-- begin Available data --

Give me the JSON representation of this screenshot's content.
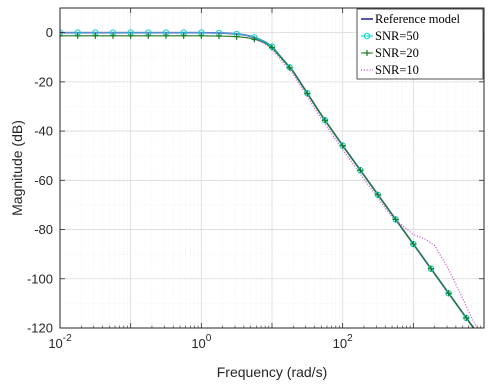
{
  "chart_data": {
    "type": "line",
    "xscale": "log",
    "xlim": [
      0.01,
      10000
    ],
    "ylim": [
      -120,
      10
    ],
    "grid": true,
    "minor_grid": true,
    "xlabel": "Frequency (rad/s)",
    "ylabel": "Magnitude (dB)",
    "xticks": [
      {
        "value": 0.01,
        "base": "10",
        "exp": "-2"
      },
      {
        "value": 1,
        "base": "10",
        "exp": "0"
      },
      {
        "value": 100,
        "base": "10",
        "exp": "2"
      }
    ],
    "yticks": [
      {
        "value": 0,
        "label": "0"
      },
      {
        "value": -20,
        "label": "-20"
      },
      {
        "value": -40,
        "label": "-40"
      },
      {
        "value": -60,
        "label": "-60"
      },
      {
        "value": -80,
        "label": "-80"
      },
      {
        "value": -100,
        "label": "-100"
      },
      {
        "value": -120,
        "label": "-120"
      }
    ],
    "legend_position": "top-right",
    "series": [
      {
        "name": "Reference model",
        "color": "#1f1f9e",
        "style": "solid",
        "marker": "none",
        "x": [
          0.01,
          0.1,
          1,
          2,
          3,
          4,
          5,
          6,
          8,
          10,
          20,
          50,
          100,
          1000,
          10000
        ],
        "y": [
          0,
          0,
          0,
          -0.2,
          -0.5,
          -0.9,
          -1.5,
          -2.2,
          -3.8,
          -5.7,
          -15.8,
          -33.5,
          -45.9,
          -85.9,
          -125.9
        ]
      },
      {
        "name": "SNR=50",
        "color": "#00d2d2",
        "style": "solid",
        "marker": "circle",
        "x": [
          0.01,
          0.1,
          1,
          2,
          3,
          4,
          5,
          6,
          8,
          10,
          20,
          50,
          100,
          1000,
          10000
        ],
        "y": [
          0,
          0,
          0,
          -0.2,
          -0.5,
          -0.9,
          -1.5,
          -2.2,
          -3.8,
          -5.7,
          -15.8,
          -33.5,
          -45.9,
          -85.9,
          -125.9
        ]
      },
      {
        "name": "SNR=20",
        "color": "#1d7a1d",
        "style": "solid",
        "marker": "plus",
        "x": [
          0.01,
          0.1,
          1,
          2,
          3,
          4,
          5,
          6,
          8,
          10,
          20,
          50,
          100,
          1000,
          10000
        ],
        "y": [
          -1.3,
          -1.3,
          -1.3,
          -1.4,
          -1.6,
          -1.9,
          -2.3,
          -2.9,
          -4.3,
          -6.1,
          -15.9,
          -33.5,
          -45.9,
          -85.9,
          -125.9
        ]
      },
      {
        "name": "SNR=10",
        "color": "#d64fd6",
        "style": "dotted",
        "marker": "none",
        "x": [
          0.01,
          0.1,
          1,
          2,
          3,
          4,
          5,
          6,
          8,
          10,
          20,
          50,
          100,
          200,
          500,
          1000,
          1500,
          2000,
          3000,
          5000,
          7000,
          10000
        ],
        "y": [
          0,
          0,
          0,
          -0.2,
          -0.5,
          -1.0,
          -1.7,
          -2.6,
          -4.5,
          -6.8,
          -17.0,
          -35.0,
          -47.5,
          -59.5,
          -75.0,
          -82.0,
          -84.0,
          -86.5,
          -95.0,
          -108.0,
          -117.0,
          -124.0
        ]
      }
    ]
  },
  "colors": {
    "grid_major": "#d9d9d9",
    "grid_minor": "#ededed",
    "axis": "#262626"
  }
}
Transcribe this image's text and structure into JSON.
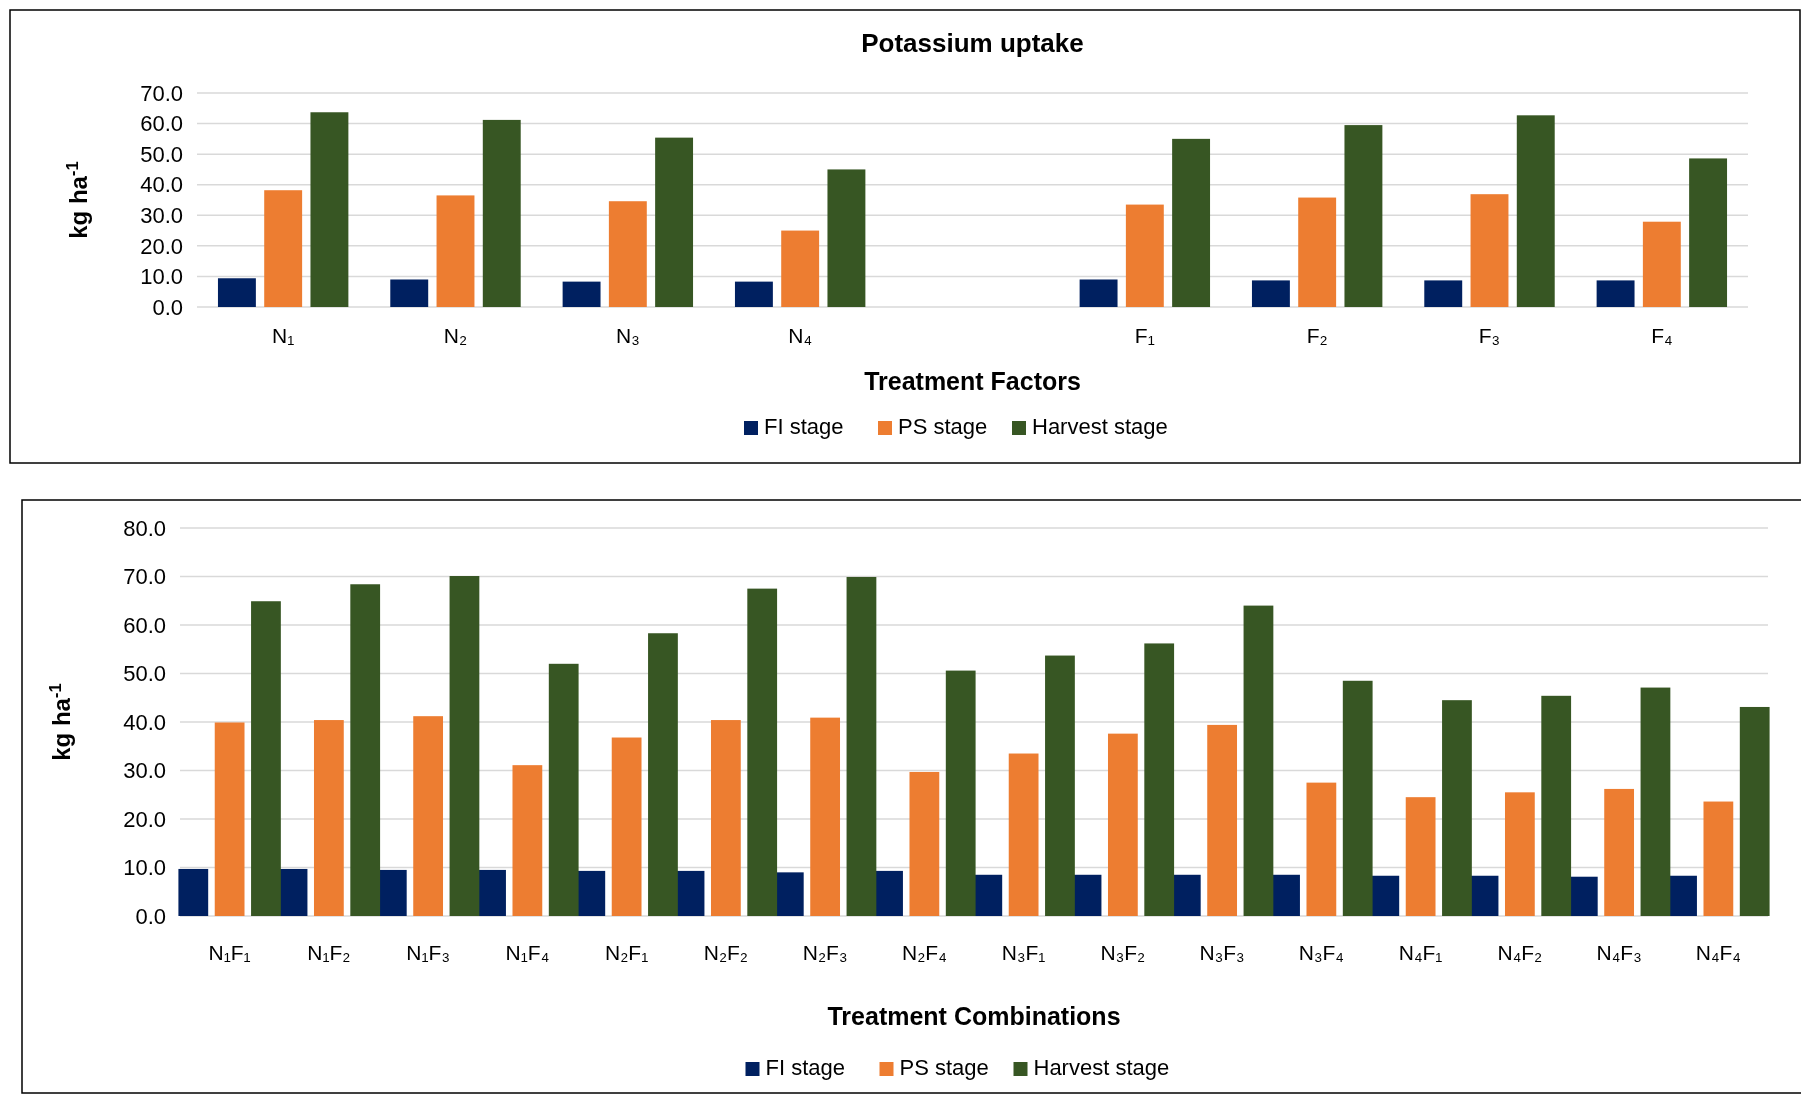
{
  "chart_data": [
    {
      "type": "bar",
      "title": "Potassium uptake",
      "xlabel": "Treatment Factors",
      "ylabel": "kg ha$^{-1}$",
      "categories": [
        "N₁",
        "N₂",
        "N₃",
        "N₄",
        null,
        "F₁",
        "F₂",
        "F₃",
        "F₄"
      ],
      "series": [
        {
          "name": "FI stage",
          "color": "#002060",
          "values": [
            9.4,
            9.0,
            8.3,
            8.3,
            null,
            9.0,
            8.7,
            8.7,
            8.7
          ]
        },
        {
          "name": "PS stage",
          "color": "#ed7d31",
          "values": [
            38.2,
            36.5,
            34.6,
            25.0,
            null,
            33.5,
            35.8,
            36.9,
            27.9
          ]
        },
        {
          "name": "Harvest stage",
          "color": "#375623",
          "values": [
            63.7,
            61.2,
            55.4,
            45.0,
            null,
            55.0,
            59.5,
            62.7,
            48.6
          ]
        }
      ],
      "ylim": [
        0,
        70
      ],
      "yticks": [
        {
          "value": 0,
          "label": "0.0"
        },
        {
          "value": 10,
          "label": "10.0"
        },
        {
          "value": 20,
          "label": "20.0"
        },
        {
          "value": 30,
          "label": "30.0"
        },
        {
          "value": 40,
          "label": "40.0"
        },
        {
          "value": 50,
          "label": "50.0"
        },
        {
          "value": 60,
          "label": "60.0"
        },
        {
          "value": 70,
          "label": "70.0"
        }
      ],
      "grid": "y",
      "legend": "bottom"
    },
    {
      "type": "bar",
      "xlabel": "Treatment Combinations",
      "ylabel": "kg ha$^{-1}$",
      "categories": [
        "N₁F₁",
        "N₁F₂",
        "N₁F₃",
        "N₁F₄",
        "N₂F₁",
        "N₂F₂",
        "N₂F₃",
        "N₂F₄",
        "N₃F₁",
        "N₃F₂",
        "N₃F₃",
        "N₃F₄",
        "N₄F₁",
        "N₄F₂",
        "N₄F₃",
        "N₄F₄"
      ],
      "series": [
        {
          "name": "FI stage",
          "color": "#002060",
          "values": [
            9.7,
            9.7,
            9.5,
            9.5,
            9.3,
            9.3,
            9.0,
            9.3,
            8.5,
            8.5,
            8.5,
            8.5,
            8.3,
            8.3,
            8.1,
            8.3
          ]
        },
        {
          "name": "PS stage",
          "color": "#ed7d31",
          "values": [
            39.9,
            40.4,
            41.2,
            31.1,
            36.8,
            40.4,
            40.9,
            29.7,
            33.5,
            37.6,
            39.4,
            27.5,
            24.5,
            25.5,
            26.2,
            23.6
          ]
        },
        {
          "name": "Harvest stage",
          "color": "#375623",
          "values": [
            64.9,
            68.4,
            70.1,
            52.0,
            58.3,
            67.5,
            69.9,
            50.6,
            53.7,
            56.2,
            64.0,
            48.5,
            44.5,
            45.4,
            47.1,
            43.1
          ]
        }
      ],
      "ylim": [
        0,
        80
      ],
      "yticks": [
        {
          "value": 0,
          "label": "0.0"
        },
        {
          "value": 10,
          "label": "10.0"
        },
        {
          "value": 20,
          "label": "20.0"
        },
        {
          "value": 30,
          "label": "30.0"
        },
        {
          "value": 40,
          "label": "40.0"
        },
        {
          "value": 50,
          "label": "50.0"
        },
        {
          "value": 60,
          "label": "60.0"
        },
        {
          "value": 70,
          "label": "70.0"
        },
        {
          "value": 80,
          "label": "80.0"
        }
      ],
      "grid": "y",
      "legend": "bottom"
    }
  ]
}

-- end Available data --

### Exercise
Filter the records above for lines containing the word "marker", and copy those lines.

### Full answer
        "marker": "none",
        "marker": "circle",
        "marker": "plus",
        "marker": "none",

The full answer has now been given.